• [What you will do] Find each line with the string "title" and report it.
** START OF Information given **
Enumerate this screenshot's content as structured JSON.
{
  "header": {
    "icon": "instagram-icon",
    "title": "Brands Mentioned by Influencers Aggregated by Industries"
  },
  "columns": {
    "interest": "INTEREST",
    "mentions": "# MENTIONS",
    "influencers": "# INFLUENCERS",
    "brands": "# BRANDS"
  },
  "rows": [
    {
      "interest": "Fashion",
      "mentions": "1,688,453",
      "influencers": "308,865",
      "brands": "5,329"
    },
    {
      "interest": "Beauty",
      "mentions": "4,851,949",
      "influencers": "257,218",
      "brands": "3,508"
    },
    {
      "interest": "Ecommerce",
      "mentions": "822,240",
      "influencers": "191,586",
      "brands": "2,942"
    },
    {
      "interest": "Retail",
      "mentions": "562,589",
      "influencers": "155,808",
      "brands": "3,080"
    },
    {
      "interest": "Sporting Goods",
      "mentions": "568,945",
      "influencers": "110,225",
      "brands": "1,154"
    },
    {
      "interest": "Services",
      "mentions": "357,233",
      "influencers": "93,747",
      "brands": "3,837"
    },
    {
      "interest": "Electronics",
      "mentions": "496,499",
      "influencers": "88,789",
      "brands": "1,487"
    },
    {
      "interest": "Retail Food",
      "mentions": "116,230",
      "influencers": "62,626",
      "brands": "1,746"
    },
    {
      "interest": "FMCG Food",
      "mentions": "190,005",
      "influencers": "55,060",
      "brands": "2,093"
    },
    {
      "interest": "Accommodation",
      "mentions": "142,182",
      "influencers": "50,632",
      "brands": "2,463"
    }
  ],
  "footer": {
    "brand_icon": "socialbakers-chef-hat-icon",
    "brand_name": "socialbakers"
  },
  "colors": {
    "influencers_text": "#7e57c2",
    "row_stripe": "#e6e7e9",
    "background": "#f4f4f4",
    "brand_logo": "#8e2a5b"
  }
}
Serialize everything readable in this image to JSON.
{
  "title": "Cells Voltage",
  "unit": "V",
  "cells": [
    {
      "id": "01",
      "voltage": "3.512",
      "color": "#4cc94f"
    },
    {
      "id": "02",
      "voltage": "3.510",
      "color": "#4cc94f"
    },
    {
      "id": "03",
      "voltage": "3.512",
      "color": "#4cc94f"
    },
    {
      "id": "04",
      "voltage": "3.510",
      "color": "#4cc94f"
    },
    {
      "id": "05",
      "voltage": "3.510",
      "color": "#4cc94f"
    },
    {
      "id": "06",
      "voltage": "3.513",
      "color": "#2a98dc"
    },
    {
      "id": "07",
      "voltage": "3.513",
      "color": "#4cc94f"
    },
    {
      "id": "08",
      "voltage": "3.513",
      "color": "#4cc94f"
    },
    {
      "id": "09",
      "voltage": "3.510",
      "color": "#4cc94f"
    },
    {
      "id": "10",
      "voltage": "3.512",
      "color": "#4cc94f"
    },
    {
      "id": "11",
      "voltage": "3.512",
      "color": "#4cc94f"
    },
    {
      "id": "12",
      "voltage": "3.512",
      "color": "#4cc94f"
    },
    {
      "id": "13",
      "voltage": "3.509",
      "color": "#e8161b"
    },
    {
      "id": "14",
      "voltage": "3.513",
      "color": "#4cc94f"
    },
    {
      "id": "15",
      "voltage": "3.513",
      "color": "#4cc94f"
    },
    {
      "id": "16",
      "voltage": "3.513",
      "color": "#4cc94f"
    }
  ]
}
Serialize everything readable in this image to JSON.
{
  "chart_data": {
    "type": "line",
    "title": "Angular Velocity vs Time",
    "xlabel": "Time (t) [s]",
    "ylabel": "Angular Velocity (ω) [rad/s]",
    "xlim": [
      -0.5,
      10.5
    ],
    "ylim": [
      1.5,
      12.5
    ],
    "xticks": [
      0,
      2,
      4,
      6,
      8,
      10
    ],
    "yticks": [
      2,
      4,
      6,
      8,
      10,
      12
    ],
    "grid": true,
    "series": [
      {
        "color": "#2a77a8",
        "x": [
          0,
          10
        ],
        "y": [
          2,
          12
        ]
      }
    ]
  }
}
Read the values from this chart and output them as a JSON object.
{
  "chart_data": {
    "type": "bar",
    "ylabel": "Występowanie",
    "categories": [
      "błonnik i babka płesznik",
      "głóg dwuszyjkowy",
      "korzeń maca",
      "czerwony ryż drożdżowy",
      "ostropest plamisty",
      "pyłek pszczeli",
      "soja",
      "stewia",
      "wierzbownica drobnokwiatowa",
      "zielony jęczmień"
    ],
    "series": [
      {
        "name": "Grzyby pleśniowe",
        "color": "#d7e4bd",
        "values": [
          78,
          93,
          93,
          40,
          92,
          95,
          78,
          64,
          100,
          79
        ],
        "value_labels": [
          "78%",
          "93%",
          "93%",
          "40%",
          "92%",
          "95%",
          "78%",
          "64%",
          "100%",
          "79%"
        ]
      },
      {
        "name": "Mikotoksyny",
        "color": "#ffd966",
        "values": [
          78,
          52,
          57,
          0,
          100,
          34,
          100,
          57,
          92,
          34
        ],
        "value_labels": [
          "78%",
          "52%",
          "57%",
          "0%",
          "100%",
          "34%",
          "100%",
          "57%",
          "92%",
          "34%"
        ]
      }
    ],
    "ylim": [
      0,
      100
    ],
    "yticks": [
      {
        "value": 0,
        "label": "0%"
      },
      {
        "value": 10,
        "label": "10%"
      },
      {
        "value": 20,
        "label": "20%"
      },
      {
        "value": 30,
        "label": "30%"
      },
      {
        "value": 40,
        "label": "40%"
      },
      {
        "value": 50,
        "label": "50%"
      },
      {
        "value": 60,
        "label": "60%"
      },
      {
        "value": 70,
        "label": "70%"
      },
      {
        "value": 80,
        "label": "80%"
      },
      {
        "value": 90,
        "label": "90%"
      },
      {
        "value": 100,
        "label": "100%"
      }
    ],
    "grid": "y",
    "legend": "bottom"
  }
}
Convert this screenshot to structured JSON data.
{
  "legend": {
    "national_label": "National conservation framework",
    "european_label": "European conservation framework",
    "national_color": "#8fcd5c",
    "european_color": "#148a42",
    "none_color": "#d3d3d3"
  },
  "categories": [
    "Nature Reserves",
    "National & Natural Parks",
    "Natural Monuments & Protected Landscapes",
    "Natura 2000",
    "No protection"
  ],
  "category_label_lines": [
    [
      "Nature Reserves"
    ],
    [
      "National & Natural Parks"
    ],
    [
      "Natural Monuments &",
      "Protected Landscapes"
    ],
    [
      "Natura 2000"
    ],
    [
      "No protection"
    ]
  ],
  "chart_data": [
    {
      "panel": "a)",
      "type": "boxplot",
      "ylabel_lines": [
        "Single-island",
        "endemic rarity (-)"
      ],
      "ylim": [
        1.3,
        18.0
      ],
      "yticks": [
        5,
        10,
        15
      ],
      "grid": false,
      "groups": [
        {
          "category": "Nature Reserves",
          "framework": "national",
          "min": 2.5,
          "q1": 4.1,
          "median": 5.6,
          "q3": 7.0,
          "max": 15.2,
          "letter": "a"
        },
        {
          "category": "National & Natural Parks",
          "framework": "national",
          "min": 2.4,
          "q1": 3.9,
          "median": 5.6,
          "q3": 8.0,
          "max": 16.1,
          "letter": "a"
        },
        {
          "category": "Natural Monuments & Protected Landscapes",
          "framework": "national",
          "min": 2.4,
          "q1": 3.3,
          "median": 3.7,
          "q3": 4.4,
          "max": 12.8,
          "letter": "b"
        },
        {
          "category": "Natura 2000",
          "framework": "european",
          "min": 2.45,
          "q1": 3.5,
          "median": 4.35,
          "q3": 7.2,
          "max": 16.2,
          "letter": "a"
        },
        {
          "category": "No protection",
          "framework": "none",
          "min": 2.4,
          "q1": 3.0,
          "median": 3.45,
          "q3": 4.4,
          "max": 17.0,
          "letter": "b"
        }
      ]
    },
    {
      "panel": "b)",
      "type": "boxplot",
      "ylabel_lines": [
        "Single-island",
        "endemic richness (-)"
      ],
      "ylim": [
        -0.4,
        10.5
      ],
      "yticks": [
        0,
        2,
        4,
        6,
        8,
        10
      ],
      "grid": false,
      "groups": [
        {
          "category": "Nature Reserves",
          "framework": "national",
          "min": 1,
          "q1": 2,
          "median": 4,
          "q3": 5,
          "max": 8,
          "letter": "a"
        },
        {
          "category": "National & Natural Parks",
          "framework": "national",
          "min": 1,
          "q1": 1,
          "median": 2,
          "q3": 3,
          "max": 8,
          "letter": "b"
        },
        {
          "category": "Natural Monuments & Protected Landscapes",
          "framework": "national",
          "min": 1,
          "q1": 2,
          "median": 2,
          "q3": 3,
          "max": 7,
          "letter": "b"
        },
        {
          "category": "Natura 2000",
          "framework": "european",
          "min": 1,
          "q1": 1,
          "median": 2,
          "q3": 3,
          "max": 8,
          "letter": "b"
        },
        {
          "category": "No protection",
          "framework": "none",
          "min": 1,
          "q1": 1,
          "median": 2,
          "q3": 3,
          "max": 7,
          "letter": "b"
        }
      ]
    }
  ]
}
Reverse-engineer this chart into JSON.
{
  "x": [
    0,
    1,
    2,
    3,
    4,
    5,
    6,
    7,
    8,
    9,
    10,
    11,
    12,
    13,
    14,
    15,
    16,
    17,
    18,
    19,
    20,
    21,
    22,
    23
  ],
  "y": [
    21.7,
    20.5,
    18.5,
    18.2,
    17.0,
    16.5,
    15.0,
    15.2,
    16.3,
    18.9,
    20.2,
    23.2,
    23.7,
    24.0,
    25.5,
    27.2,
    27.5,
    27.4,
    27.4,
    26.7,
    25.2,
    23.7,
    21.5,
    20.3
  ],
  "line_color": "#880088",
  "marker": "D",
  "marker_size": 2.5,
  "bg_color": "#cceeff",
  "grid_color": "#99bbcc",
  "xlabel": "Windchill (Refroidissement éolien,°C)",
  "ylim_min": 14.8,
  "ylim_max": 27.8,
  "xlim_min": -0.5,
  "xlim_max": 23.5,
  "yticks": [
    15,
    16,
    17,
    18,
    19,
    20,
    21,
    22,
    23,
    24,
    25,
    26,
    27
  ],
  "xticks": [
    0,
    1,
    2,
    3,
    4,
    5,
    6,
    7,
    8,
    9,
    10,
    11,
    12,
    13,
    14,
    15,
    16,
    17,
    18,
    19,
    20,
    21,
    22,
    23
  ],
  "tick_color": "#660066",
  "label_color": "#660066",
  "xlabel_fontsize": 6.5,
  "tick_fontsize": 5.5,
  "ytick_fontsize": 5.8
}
** END OF Information given **
• [Response below]
    "title": "Brands Mentioned by Influencers Aggregated by Industries"
  "title": "Cells Voltage",
    "title": "Angular Velocity vs Time",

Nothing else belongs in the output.